***** Information provided *****

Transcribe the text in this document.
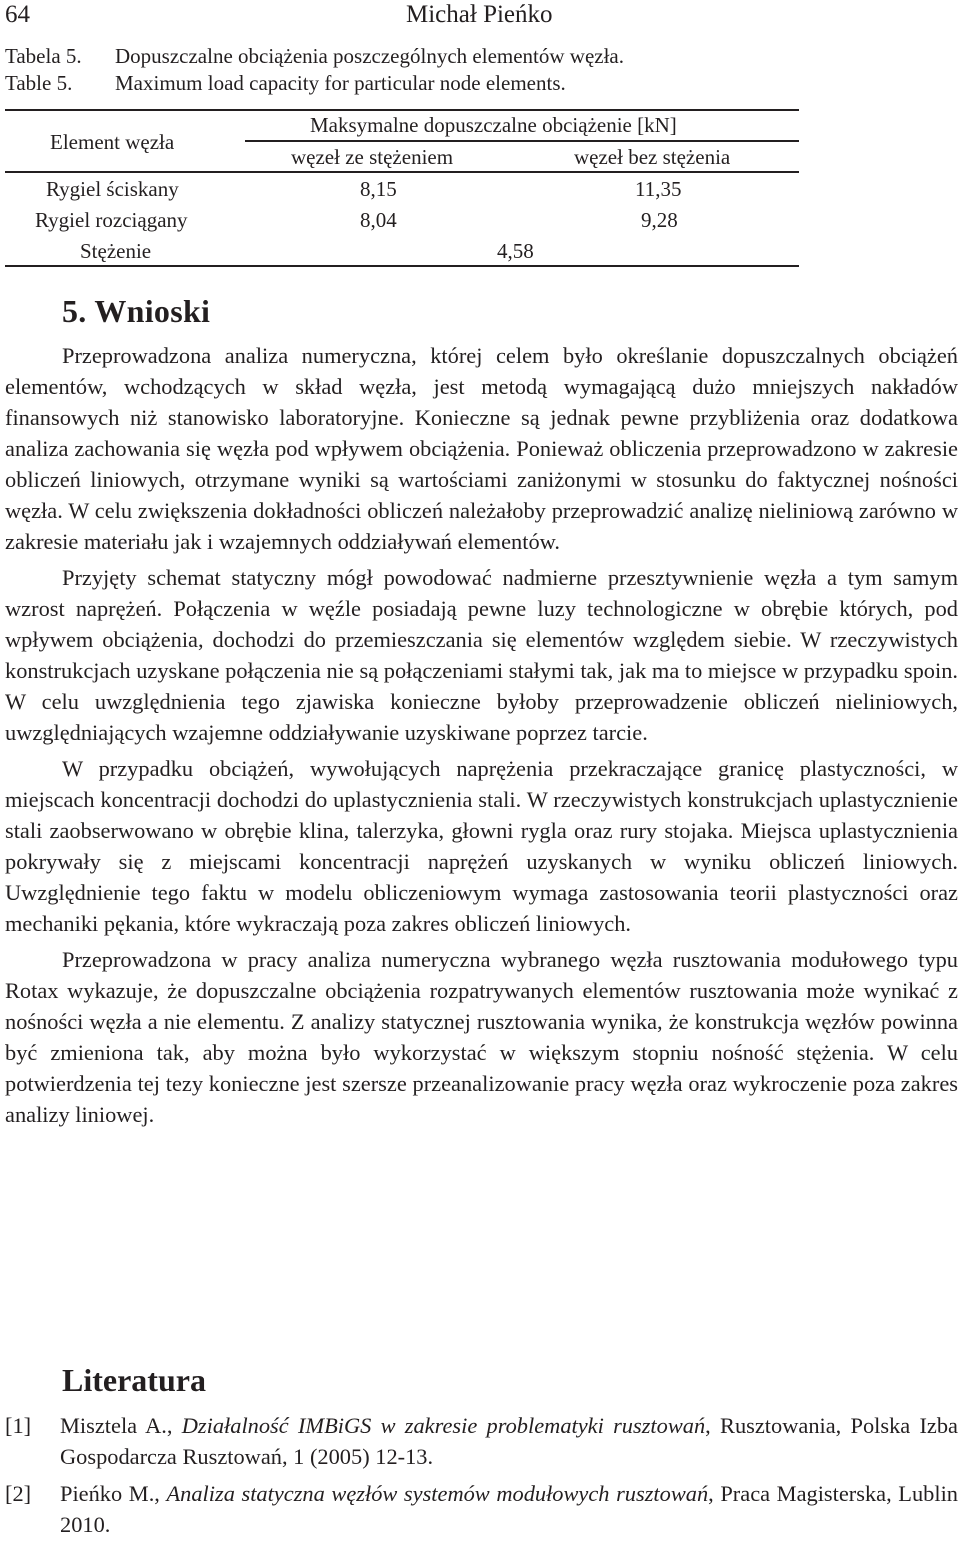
64	Michał Pieńko
Tabela 5. Dopuszczalne obciążenia poszczególnych elementów węzła.
Table 5. Maximum load capacity for particular node elements.
Element węzła
Maksymalne dopuszczalne obciążenie [kN]
węzeł ze stężeniem	węzeł bez stężenia
Rygiel ściskany	8,15	11,35
Rygiel rozciągany	8,04	9,28
Stężenie	4,58
5. Wnioski

Przeprowadzona analiza numeryczna, której celem było określanie dopuszczalnych obciążeń elementów, wchodzących w skład węzła, jest metodą wymagającą dużo mniejszych nakładów finansowych niż stanowisko laboratoryjne. Konieczne są jednak pewne przybliżenia oraz dodatkowa analiza zachowania się węzła pod wpływem obciążenia. Ponieważ obliczenia przeprowadzono w zakresie obliczeń liniowych, otrzymane wyniki są wartościami zaniżonymi w stosunku do faktycznej nośności węzła. W celu zwiększenia dokładności obliczeń należałoby przeprowadzić analizę nieliniową zarówno w zakresie materiału jak i wzajemnych oddziaływań elementów.

Przyjęty schemat statyczny mógł powodować nadmierne przesztywnienie węzła a tym samym wzrost naprężeń. Połączenia w węźle posiadają pewne luzy technologiczne w obrębie których, pod wpływem obciążenia, dochodzi do przemieszczania się elementów względem siebie. W rzeczywistych konstrukcjach uzyskane połączenia nie są połączeniami stałymi tak, jak ma to miejsce w przypadku spoin. W celu uwzględnienia tego zjawiska konieczne byłoby przeprowadzenie obliczeń nieliniowych, uwzględniających wzajemne oddziaływanie uzyskiwane poprzez tarcie.

W przypadku obciążeń, wywołujących naprężenia przekraczające granicę plastyczności, w miejscach koncentracji dochodzi do uplastycznienia stali. W rzeczywistych konstrukcjach uplastycznienie stali zaobserwowano w obrębie klina, talerzyka, głowni rygla oraz rury stojaka. Miejsca uplastycznienia pokrywały się z miejscami koncentracji naprężeń uzyskanych w wyniku obliczeń liniowych. Uwzględnienie tego faktu w modelu obliczeniowym wymaga zastosowania teorii plastyczności oraz mechaniki pękania, które wykraczają poza zakres obliczeń liniowych.

Przeprowadzona w pracy analiza numeryczna wybranego węzła rusztowania modułowego typu Rotax wykazuje, że dopuszczalne obciążenia rozpatrywanych elementów rusztowania może wynikać z nośności węzła a nie elementu. Z analizy statycznej rusztowania wynika, że konstrukcja węzłów powinna być zmieniona tak, aby można było wykorzystać w większym stopniu nośność stężenia. W celu potwierdzenia tej tezy konieczne jest szersze przeanalizowanie pracy węzła oraz wykroczenie poza zakres analizy liniowej.

Literatura
[1] Misztela A., Działalność IMBiGS w zakresie problematyki rusztowań, Rusztowania, Polska Izba Gospodarcza Rusztowań, 1 (2005) 12-13.
[2] Pieńko M., Analiza statyczna węzłów systemów modułowych rusztowań, Praca Magisterska, Lublin 2010.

*****

What you need to do: Read through the entries and copy each line in which "Pieńko" appears.

The response:
64	Michał Pieńko
[2] Pieńko M., Analiza statyczna węzłów systemów modułowych rusztowań, Praca Magisterska, Lublin 2010.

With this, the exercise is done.